Texto dado -
--

El libro de Daniel Mecca plantea el título sin delicadeza. Adopta una vieja consigna fanática, algo que no evitó en patria de odios asiduos convertirse en algo que no se sabe si es peor: una muletilla. Aira escribió en el año —¿86?— una novela extraordinaria que parece un desarrollo sobre un tema sin desenlace: las aventuras del aburrimiento durante unas vacaciones, Embalse. En ella llega a conclusiones que se dan como delirantes, pero que no lo son tanto en esta especie de colonia o Polonia de Jarry: los mejores jugadores de fútbol se consiguen gracias a una trata ignominiosa y nada en esta vida importa salvo el fútbol y la política. No olvidemos nunca la Polonia de Ubú de Alfred Jarry. MierdRa.

El narrador protagonista del libro de Mecca adopta una actitud digna de dos Airas que cita, La liebre y Embalse. Eso lo hace adquirir una gran energía. Una especie de energía artificial, por suerte. Como decía Aira en la contratapa de Ema la cautiva, él, César Aira, es de decisiones imaginarias rápidas. Y así es como el libro se consigna y madura sin perder juventud. A lo Gombrowicz. A lo Ferdydurke. Un espionaje de mitades que parecen no esperarse, que parecieran desesperar por no encontrarse, que es, en el fondo, el fondo mismo del espionaje, a quien poco debe ese diminuto o microscópico ejercicio que Anaïs Nin suplicó a The Doors, un espía en la casa del amor. No, el ejercicio Mecca en este caso es por un esfuerzo nobilísimo, aquel por el cual el escritor —el autor, el nombre— podría ser alcanzado a llamarse traidor, como un traductor de marras.

--

Consigna 1 - Renombra "flexed-arm-icon" como "arm-icon" en el listado, desde su primera línea hasta la línea que contiene "contribution-value: +4102 [642,772,729,800]", ambas incluidas, y devuelve esas líneas sin ningún otro cambio.

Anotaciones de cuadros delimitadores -

--

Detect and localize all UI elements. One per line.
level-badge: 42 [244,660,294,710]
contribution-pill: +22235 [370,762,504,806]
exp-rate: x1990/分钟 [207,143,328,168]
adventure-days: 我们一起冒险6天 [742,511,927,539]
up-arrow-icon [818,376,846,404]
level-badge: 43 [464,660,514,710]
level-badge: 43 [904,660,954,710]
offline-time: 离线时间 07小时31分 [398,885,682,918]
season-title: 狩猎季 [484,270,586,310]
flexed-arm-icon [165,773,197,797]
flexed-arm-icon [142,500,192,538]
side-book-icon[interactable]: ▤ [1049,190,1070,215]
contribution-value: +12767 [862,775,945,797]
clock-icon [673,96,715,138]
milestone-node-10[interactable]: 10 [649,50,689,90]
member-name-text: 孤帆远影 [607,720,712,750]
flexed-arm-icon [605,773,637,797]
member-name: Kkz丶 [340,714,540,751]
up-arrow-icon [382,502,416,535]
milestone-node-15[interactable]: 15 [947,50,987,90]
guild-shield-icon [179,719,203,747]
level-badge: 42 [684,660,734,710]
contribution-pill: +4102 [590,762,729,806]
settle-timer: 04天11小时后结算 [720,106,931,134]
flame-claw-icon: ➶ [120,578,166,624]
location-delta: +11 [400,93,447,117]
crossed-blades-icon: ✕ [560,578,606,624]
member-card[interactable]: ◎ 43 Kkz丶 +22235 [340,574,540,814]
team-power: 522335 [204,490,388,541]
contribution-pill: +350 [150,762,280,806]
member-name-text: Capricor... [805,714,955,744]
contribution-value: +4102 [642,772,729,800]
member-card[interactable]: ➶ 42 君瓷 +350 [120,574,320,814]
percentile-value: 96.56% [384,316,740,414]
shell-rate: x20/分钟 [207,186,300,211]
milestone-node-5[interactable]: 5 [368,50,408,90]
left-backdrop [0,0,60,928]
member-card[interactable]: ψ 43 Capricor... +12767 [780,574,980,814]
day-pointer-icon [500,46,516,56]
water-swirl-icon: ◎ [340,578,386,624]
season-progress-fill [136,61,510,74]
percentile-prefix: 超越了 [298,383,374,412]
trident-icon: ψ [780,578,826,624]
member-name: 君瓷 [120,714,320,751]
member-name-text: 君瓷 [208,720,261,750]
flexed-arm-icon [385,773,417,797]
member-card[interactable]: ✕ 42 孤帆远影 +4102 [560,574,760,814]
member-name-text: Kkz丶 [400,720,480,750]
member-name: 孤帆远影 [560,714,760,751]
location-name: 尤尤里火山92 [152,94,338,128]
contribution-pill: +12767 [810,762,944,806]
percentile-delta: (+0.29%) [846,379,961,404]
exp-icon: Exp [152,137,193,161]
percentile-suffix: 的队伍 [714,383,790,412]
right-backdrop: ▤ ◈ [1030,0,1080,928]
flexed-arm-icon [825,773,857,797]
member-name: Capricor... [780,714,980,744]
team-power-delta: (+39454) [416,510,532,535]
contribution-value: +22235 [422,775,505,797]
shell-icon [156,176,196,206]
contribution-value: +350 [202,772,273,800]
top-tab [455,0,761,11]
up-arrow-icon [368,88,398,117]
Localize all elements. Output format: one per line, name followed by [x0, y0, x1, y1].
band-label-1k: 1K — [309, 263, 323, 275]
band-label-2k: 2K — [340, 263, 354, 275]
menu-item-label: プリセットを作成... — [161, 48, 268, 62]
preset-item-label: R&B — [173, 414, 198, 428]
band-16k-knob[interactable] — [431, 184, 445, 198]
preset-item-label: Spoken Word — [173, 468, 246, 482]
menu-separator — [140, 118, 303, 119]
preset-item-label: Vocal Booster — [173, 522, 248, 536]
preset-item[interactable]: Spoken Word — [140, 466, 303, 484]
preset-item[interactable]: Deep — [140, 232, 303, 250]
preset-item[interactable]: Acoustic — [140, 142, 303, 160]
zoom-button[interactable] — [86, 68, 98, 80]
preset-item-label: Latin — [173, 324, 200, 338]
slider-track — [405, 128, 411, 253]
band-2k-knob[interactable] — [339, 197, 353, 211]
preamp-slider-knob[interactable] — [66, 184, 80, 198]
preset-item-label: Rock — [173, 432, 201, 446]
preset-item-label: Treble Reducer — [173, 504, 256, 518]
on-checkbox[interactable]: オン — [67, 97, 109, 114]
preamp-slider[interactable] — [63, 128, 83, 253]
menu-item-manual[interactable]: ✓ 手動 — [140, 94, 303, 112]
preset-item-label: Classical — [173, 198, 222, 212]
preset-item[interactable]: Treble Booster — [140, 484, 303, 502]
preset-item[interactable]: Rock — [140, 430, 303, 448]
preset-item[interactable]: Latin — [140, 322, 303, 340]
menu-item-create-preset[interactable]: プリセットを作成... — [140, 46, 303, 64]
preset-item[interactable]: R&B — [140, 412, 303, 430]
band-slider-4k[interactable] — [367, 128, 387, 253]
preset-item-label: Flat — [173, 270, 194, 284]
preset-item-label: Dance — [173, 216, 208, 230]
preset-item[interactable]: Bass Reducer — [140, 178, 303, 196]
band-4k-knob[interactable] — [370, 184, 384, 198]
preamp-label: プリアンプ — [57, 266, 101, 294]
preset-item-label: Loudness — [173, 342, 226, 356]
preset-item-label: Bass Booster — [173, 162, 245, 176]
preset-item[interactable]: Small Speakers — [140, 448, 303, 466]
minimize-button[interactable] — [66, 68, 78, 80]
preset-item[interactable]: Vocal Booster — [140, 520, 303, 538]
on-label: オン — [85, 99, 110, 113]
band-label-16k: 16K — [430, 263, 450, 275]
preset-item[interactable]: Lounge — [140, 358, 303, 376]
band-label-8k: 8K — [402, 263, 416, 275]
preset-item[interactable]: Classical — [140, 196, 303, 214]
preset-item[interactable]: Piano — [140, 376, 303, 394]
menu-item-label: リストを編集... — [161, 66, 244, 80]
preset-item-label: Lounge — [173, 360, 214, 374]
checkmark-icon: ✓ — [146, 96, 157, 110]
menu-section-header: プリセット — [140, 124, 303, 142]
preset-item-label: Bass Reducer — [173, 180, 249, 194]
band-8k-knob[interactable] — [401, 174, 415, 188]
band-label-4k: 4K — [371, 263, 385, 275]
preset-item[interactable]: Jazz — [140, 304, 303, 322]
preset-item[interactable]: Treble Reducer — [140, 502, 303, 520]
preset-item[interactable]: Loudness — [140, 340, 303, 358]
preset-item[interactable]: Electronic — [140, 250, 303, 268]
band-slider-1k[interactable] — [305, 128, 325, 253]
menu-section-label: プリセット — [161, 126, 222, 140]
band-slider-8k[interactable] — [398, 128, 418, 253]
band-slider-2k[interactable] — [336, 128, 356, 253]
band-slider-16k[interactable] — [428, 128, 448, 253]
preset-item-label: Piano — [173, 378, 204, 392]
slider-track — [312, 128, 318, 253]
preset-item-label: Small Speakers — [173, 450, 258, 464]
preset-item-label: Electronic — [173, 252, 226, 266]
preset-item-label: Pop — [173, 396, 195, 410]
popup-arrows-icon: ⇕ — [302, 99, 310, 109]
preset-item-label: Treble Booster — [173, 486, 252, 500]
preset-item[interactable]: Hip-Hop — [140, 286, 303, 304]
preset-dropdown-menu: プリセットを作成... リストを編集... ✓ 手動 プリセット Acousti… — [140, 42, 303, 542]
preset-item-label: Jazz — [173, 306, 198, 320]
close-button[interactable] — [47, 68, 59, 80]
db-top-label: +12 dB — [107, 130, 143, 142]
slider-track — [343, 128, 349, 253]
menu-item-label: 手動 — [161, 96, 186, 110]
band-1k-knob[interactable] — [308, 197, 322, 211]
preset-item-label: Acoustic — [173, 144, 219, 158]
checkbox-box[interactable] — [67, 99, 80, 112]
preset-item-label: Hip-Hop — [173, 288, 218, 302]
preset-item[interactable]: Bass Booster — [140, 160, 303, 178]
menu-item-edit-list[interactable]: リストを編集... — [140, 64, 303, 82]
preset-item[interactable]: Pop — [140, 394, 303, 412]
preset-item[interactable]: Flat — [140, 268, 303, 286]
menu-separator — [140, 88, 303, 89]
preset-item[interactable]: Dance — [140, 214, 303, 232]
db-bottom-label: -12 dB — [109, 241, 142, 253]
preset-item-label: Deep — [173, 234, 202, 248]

--

Consigna 2 - Según el texto sobre el libro de Daniel Mecca, ¿qué novela de Aira trata de las aventuras del aburrimiento durante unas vacaciones?

Solución del ejercicio 1 -
Detect and localize all UI elements. One per line.
level-badge: 42 [244,660,294,710]
contribution-pill: +22235 [370,762,504,806]
exp-rate: x1990/分钟 [207,143,328,168]
adventure-days: 我们一起冒险6天 [742,511,927,539]
up-arrow-icon [818,376,846,404]
level-badge: 43 [464,660,514,710]
level-badge: 43 [904,660,954,710]
offline-time: 离线时间 07小时31分 [398,885,682,918]
season-title: 狩猎季 [484,270,586,310]
arm-icon [165,773,197,797]
arm-icon [142,500,192,538]
side-book-icon[interactable]: ▤ [1049,190,1070,215]
contribution-value: +12767 [862,775,945,797]
clock-icon [673,96,715,138]
milestone-node-10[interactable]: 10 [649,50,689,90]
member-name-text: 孤帆远影 [607,720,712,750]
arm-icon [605,773,637,797]
member-name: Kkz丶 [340,714,540,751]
up-arrow-icon [382,502,416,535]
milestone-node-15[interactable]: 15 [947,50,987,90]
guild-shield-icon [179,719,203,747]
level-badge: 42 [684,660,734,710]
contribution-pill: +4102 [590,762,729,806]
settle-timer: 04天11小时后结算 [720,106,931,134]
flame-claw-icon: ➶ [120,578,166,624]
location-delta: +11 [400,93,447,117]
crossed-blades-icon: ✕ [560,578,606,624]
member-card[interactable]: ◎ 43 Kkz丶 +22235 [340,574,540,814]
team-power: 522335 [204,490,388,541]
contribution-pill: +350 [150,762,280,806]
member-name-text: Capricor... [805,714,955,744]
contribution-value: +4102 [642,772,729,800]

Solución del ejercicio 2 - Embalse.